BEGIN Data rows
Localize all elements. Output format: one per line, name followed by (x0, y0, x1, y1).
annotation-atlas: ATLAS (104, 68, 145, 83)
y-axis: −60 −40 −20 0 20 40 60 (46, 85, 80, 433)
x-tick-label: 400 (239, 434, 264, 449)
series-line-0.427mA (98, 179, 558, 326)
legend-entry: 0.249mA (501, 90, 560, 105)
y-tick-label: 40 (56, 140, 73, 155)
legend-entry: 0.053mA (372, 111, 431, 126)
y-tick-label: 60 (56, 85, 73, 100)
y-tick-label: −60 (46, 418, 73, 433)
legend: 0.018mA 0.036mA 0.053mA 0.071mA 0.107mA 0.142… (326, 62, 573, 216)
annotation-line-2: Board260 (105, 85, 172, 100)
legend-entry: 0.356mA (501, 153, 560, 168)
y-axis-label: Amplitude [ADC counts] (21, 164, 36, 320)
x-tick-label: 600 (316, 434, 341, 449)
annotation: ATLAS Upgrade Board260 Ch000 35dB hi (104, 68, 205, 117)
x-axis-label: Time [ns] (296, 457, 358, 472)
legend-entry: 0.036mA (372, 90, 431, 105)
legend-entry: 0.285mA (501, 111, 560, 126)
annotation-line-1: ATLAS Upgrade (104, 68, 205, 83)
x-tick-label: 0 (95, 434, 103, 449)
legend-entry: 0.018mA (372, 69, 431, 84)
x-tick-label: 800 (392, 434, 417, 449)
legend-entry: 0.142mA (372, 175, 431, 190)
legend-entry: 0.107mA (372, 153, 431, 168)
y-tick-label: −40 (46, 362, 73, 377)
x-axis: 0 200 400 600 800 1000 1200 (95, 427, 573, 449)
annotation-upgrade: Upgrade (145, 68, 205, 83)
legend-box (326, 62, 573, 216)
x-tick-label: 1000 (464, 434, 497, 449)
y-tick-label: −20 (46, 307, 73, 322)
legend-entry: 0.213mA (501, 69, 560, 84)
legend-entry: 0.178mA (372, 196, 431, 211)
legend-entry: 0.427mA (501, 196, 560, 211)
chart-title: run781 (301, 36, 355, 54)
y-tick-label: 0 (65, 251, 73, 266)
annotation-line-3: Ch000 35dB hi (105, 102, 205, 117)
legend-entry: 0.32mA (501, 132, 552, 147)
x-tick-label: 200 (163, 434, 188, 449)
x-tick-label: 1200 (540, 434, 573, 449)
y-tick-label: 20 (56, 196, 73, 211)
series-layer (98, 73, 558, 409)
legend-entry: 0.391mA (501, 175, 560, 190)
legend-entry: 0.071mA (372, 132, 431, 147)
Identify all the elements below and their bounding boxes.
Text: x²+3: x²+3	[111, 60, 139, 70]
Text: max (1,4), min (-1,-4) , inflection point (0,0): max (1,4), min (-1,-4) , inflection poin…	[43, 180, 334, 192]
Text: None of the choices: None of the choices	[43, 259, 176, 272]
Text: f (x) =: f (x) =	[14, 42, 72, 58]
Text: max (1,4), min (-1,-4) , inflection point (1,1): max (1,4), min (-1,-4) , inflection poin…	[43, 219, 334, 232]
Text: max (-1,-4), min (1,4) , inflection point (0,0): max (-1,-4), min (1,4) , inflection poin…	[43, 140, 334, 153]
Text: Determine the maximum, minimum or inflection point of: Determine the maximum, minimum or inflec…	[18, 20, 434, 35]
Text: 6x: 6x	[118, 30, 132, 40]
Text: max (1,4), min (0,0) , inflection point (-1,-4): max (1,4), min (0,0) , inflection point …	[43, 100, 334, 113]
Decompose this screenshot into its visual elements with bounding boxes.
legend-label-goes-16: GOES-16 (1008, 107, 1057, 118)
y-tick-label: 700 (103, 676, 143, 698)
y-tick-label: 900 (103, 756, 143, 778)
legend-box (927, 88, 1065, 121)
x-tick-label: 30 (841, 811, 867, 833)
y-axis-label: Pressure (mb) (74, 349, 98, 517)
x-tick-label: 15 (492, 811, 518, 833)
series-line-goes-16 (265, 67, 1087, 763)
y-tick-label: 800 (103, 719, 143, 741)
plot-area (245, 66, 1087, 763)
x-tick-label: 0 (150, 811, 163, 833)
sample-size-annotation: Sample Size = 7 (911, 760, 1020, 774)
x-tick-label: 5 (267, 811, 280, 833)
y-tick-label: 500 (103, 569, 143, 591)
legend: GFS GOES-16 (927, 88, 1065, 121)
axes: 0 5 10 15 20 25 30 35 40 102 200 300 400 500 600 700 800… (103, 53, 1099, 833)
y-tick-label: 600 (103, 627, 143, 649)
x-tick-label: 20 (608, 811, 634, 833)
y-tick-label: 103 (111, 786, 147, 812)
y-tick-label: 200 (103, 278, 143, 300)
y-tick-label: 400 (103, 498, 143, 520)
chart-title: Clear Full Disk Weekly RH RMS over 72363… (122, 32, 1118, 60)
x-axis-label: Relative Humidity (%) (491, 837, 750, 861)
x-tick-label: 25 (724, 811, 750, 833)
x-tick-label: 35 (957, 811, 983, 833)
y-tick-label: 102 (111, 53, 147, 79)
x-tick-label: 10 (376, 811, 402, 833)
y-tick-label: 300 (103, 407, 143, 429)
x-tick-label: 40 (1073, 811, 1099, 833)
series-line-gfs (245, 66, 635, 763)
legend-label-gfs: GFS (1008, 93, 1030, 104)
END Data rows
→ **What you are asked to do**
Express every line of the data above as a JSON list of strings, one string per line, omitting any blank lines.

→ **Final answer**
[
  "Localize all elements. Output format: one per line, name followed by (x0, y0, x1, y1).",
  "annotation-atlas: ATLAS (104, 68, 145, 83)",
  "y-axis: −60 −40 −20 0 20 40 60 (46, 85, 80, 433)",
  "x-tick-label: 400 (239, 434, 264, 449)",
  "series-line-0.427mA (98, 179, 558, 326)",
  "legend-entry: 0.249mA (501, 90, 560, 105)",
  "y-tick-label: 40 (56, 140, 73, 155)",
  "legend-entry: 0.053mA (372, 111, 431, 126)",
  "y-tick-label: 60 (56, 85, 73, 100)",
  "y-tick-label: −60 (46, 418, 73, 433)",
  "legend: 0.018mA 0.036mA 0.053mA 0.071mA 0.107mA 0.142… (326, 62, 573, 216)",
  "annotation-line-2: Board260 (105, 85, 172, 100)",
  "legend-entry: 0.356mA (501, 153, 560, 168)",
  "y-axis-label: Amplitude [ADC counts] (21, 164, 36, 320)",
  "x-tick-label: 600 (316, 434, 341, 449)",
  "annotation: ATLAS Upgrade Board260 Ch000 35dB hi (104, 68, 205, 117)",
  "x-axis-label: Time [ns] (296, 457, 358, 472)",
  "legend-entry: 0.036mA (372, 90, 431, 105)",
  "legend-entry: 0.285mA (501, 111, 560, 126)",
  "annotation-line-1: ATLAS Upgrade (104, 68, 205, 83)",
  "x-tick-label: 0 (95, 434, 103, 449)",
  "legend-entry: 0.018mA (372, 69, 431, 84)",
  "x-tick-label: 800 (392, 434, 417, 449)",
  "legend-entry: 0.142mA (372, 175, 431, 190)",
  "legend-entry: 0.107mA (372, 153, 431, 168)",
  "y-tick-label: −40 (46, 362, 73, 377)",
  "x-axis: 0 200 400 600 800 1000 1200 (95, 427, 573, 449)",
  "annotation-upgrade: Upgrade (145, 68, 205, 83)",
  "legend-box (326, 62, 573, 216)",
  "x-tick-label: 1000 (464, 434, 497, 449)",
  "y-tick-label: −20 (46, 307, 73, 322)",
  "legend-entry: 0.213mA (501, 69, 560, 84)",
  "legend-entry: 0.178mA (372, 196, 431, 211)",
  "legend-entry: 0.427mA (501, 196, 560, 211)",
  "chart-title: run781 (301, 36, 355, 54)",
  "y-tick-label: 0 (65, 251, 73, 266)",
  "annotation-line-3: Ch000 35dB hi (105, 102, 205, 117)",
  "legend-entry: 0.32mA (501, 132, 552, 147)",
  "x-tick-label: 200 (163, 434, 188, 449)",
  "x-tick-label: 1200 (540, 434, 573, 449)",
  "y-tick-label: 20 (56, 196, 73, 211)",
  "series-layer (98, 73, 558, 409)",
  "legend-entry: 0.391mA (501, 175, 560, 190)",
  "legend-entry: 0.071mA (372, 132, 431, 147)",
  "Identify all the elements below and their bounding boxes.",
  "Text: x²+3: x²+3\t[111, 60, 139, 70]",
  "Text: max (1,4), min (-1,-4) , inflection point (0,0): max (1,4), min (-1,-4) , inflection poin…\t[43, 180, 334, 192]",
  "Text: None of the choices: None of the choices\t[43, 259, 176, 272]",
  "Text: f (x) =: f (x) =\t[14, 42, 72, 58]",
  "Text: max (1,4), min (-1,-4) , inflection point (1,1): max (1,4), min (-1,-4) , inflection poin…\t[43, 219, 334, 232]",
  "Text: max (-1,-4), min (1,4) , inflection point (0,0): max (-1,-4), min (1,4) , inflection poin…\t[43, 140, 334, 153]",
  "Text: Determine the maximum, minimum or inflection point of: Determine the maximum, minimum or inflec…\t[18, 20, 434, 35]",
  "Text: 6x: 6x\t[118, 30, 132, 40]",
  "Text: max (1,4), min (0,0) , inflection point (-1,-4): max (1,4), min (0,0) , inflection point …\t[43, 100, 334, 113]",
  "Decompose this screenshot into its visual elements with bounding boxes.",
  "legend-label-goes-16: GOES-16 (1008, 107, 1057, 118)",
  "y-tick-label: 700 (103, 676, 143, 698)",
  "y-tick-label: 900 (103, 756, 143, 778)",
  "legend-box (927, 88, 1065, 121)",
  "x-tick-label: 30 (841, 811, 867, 833)",
  "y-axis-label: Pressure (mb) (74, 349, 98, 517)",
  "x-tick-label: 15 (492, 811, 518, 833)",
  "series-line-goes-16 (265, 67, 1087, 763)",
  "y-tick-label: 800 (103, 719, 143, 741)",
  "plot-area (245, 66, 1087, 763)",
  "x-tick-label: 0 (150, 811, 163, 833)",
  "sample-size-annotation: Sample Size = 7 (911, 760, 1020, 774)",
  "x-tick-label: 5 (267, 811, 280, 833)",
  "y-tick-label: 500 (103, 569, 143, 591)",
  "legend: GFS GOES-16 (927, 88, 1065, 121)",
  "axes: 0 5 10 15 20 25 30 35 40 102 200 300 400 500 600 700 800… (103, 53, 1099, 833)",
  "y-tick-label: 600 (103, 627, 143, 649)",
  "x-tick-label: 20 (608, 811, 634, 833)",
  "y-tick-label: 103 (111, 786, 147, 812)",
  "y-tick-label: 200 (103, 278, 143, 300)",
  "y-tick-label: 400 (103, 498, 143, 520)",
  "chart-title: Clear Full Disk Weekly RH RMS over 72363… (122, 32, 1118, 60)",
  "x-axis-label: Relative Humidity (%) (491, 837, 750, 861)",
  "x-tick-label: 25 (724, 811, 750, 833)",
  "x-tick-label: 35 (957, 811, 983, 833)",
  "y-tick-label: 102 (111, 53, 147, 79)",
  "x-tick-label: 10 (376, 811, 402, 833)",
  "y-tick-label: 300 (103, 407, 143, 429)",
  "x-tick-label: 40 (1073, 811, 1099, 833)",
  "series-line-gfs (245, 66, 635, 763)",
  "legend-label-gfs: GFS (1008, 93, 1030, 104)"
]